# Task description
The listing below should be printed exactly, every line of it. Skip the pictures.

··· Supplied material ···

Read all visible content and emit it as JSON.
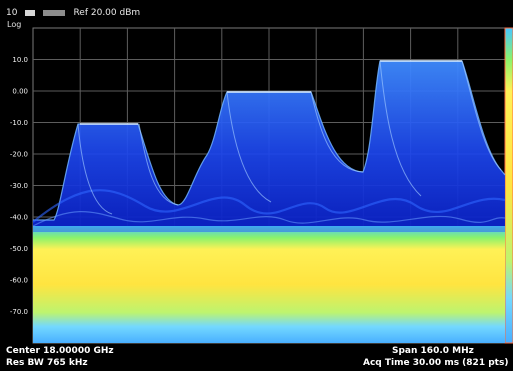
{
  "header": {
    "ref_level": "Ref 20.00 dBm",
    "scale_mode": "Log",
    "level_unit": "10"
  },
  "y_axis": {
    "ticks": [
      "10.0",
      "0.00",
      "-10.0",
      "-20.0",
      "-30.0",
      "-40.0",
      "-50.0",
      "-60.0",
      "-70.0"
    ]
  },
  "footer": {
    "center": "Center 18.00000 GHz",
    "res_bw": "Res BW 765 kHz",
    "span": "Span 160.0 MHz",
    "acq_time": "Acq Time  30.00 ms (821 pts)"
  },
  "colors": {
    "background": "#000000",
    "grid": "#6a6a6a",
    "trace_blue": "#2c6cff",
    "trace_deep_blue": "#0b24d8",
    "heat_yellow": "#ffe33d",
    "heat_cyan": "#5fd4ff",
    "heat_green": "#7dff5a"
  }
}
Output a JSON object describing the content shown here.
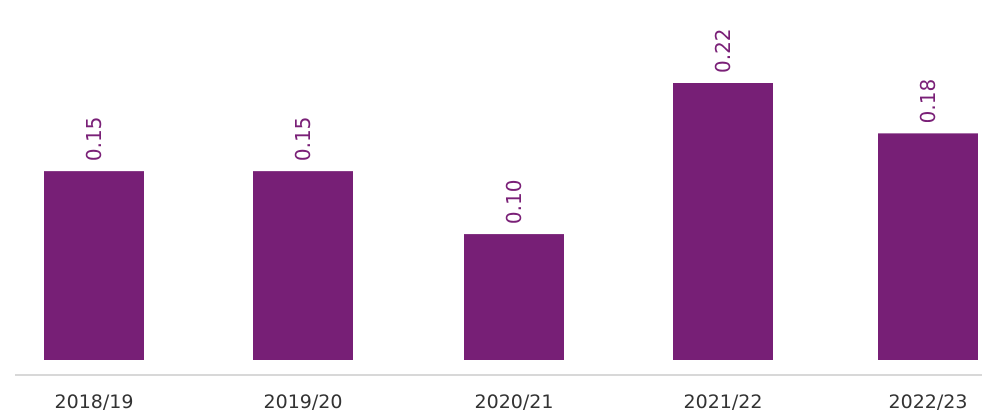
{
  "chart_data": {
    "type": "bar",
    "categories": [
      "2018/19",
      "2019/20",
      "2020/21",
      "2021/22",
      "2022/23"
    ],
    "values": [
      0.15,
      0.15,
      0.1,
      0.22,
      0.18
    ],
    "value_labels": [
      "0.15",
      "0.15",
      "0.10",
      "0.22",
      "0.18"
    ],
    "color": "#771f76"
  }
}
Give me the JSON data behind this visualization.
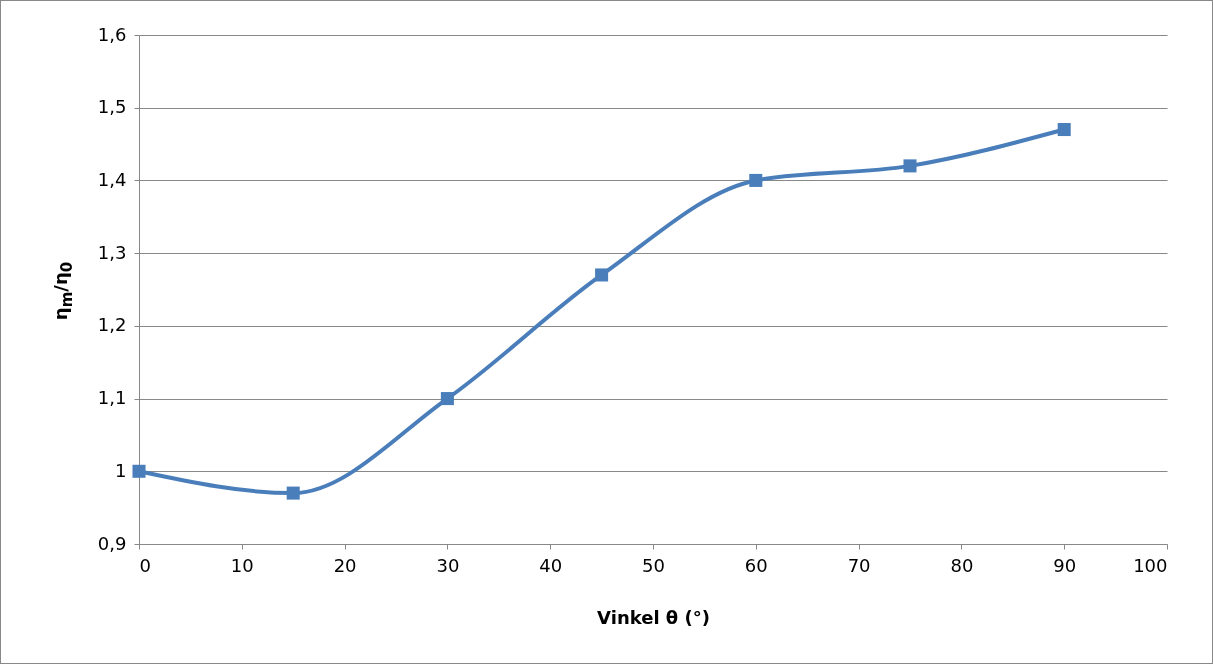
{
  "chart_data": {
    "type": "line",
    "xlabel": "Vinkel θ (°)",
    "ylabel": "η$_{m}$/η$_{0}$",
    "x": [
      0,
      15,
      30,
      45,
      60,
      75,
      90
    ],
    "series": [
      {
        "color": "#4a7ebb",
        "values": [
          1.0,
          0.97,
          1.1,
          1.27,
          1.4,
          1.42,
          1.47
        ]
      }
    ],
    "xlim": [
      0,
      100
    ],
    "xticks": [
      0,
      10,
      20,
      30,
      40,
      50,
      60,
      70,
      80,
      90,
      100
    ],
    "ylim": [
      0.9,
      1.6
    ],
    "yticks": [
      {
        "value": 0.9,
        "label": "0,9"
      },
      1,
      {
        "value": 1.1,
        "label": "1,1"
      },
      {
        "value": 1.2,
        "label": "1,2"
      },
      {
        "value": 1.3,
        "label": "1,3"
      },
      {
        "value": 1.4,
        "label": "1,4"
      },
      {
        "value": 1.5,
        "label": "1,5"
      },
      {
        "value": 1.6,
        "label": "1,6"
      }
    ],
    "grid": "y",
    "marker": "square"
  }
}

···

# Full answer
Read all visible content and emit it as JSON.
{
  "header": {
    "ref_level": "Ref 20.00 dBm",
    "scale_mode": "Log",
    "level_unit": "10"
  },
  "y_axis": {
    "ticks": [
      "10.0",
      "0.00",
      "-10.0",
      "-20.0",
      "-30.0",
      "-40.0",
      "-50.0",
      "-60.0",
      "-70.0"
    ]
  },
  "footer": {
    "center": "Center 18.00000 GHz",
    "res_bw": "Res BW 765 kHz",
    "span": "Span 160.0 MHz",
    "acq_time": "Acq Time  30.00 ms (821 pts)"
  },
  "colors": {
    "background": "#000000",
    "grid": "#6a6a6a",
    "trace_blue": "#2c6cff",
    "trace_deep_blue": "#0b24d8",
    "heat_yellow": "#ffe33d",
    "heat_cyan": "#5fd4ff",
    "heat_green": "#7dff5a"
  }
}
Output a JSON object describing the content shown here.
{
  "chart_data": {
    "type": "bar",
    "categories": [
      "2018/19",
      "2019/20",
      "2020/21",
      "2021/22",
      "2022/23"
    ],
    "values": [
      0.15,
      0.15,
      0.1,
      0.22,
      0.18
    ],
    "value_labels": [
      "0.15",
      "0.15",
      "0.10",
      "0.22",
      "0.18"
    ],
    "color": "#771f76"
  }
}
Give me the JSON data behind this visualization.
{
  "chart_data": {
    "type": "line",
    "xlabel": "Vinkel θ (°)",
    "ylabel": "η$_{m}$/η$_{0}$",
    "x": [
      0,
      15,
      30,
      45,
      60,
      75,
      90
    ],
    "series": [
      {
        "color": "#4a7ebb",
        "values": [
          1.0,
          0.97,
          1.1,
          1.27,
          1.4,
          1.42,
          1.47
        ]
      }
    ],
    "xlim": [
      0,
      100
    ],
    "xticks": [
      0,
      10,
      20,
      30,
      40,
      50,
      60,
      70,
      80,
      90,
      100
    ],
    "ylim": [
      0.9,
      1.6
    ],
    "yticks": [
      {
        "value": 0.9,
        "label": "0,9"
      },
      1,
      {
        "value": 1.1,
        "label": "1,1"
      },
      {
        "value": 1.2,
        "label": "1,2"
      },
      {
        "value": 1.3,
        "label": "1,3"
      },
      {
        "value": 1.4,
        "label": "1,4"
      },
      {
        "value": 1.5,
        "label": "1,5"
      },
      {
        "value": 1.6,
        "label": "1,6"
      }
    ],
    "grid": "y",
    "marker": "square"
  }
}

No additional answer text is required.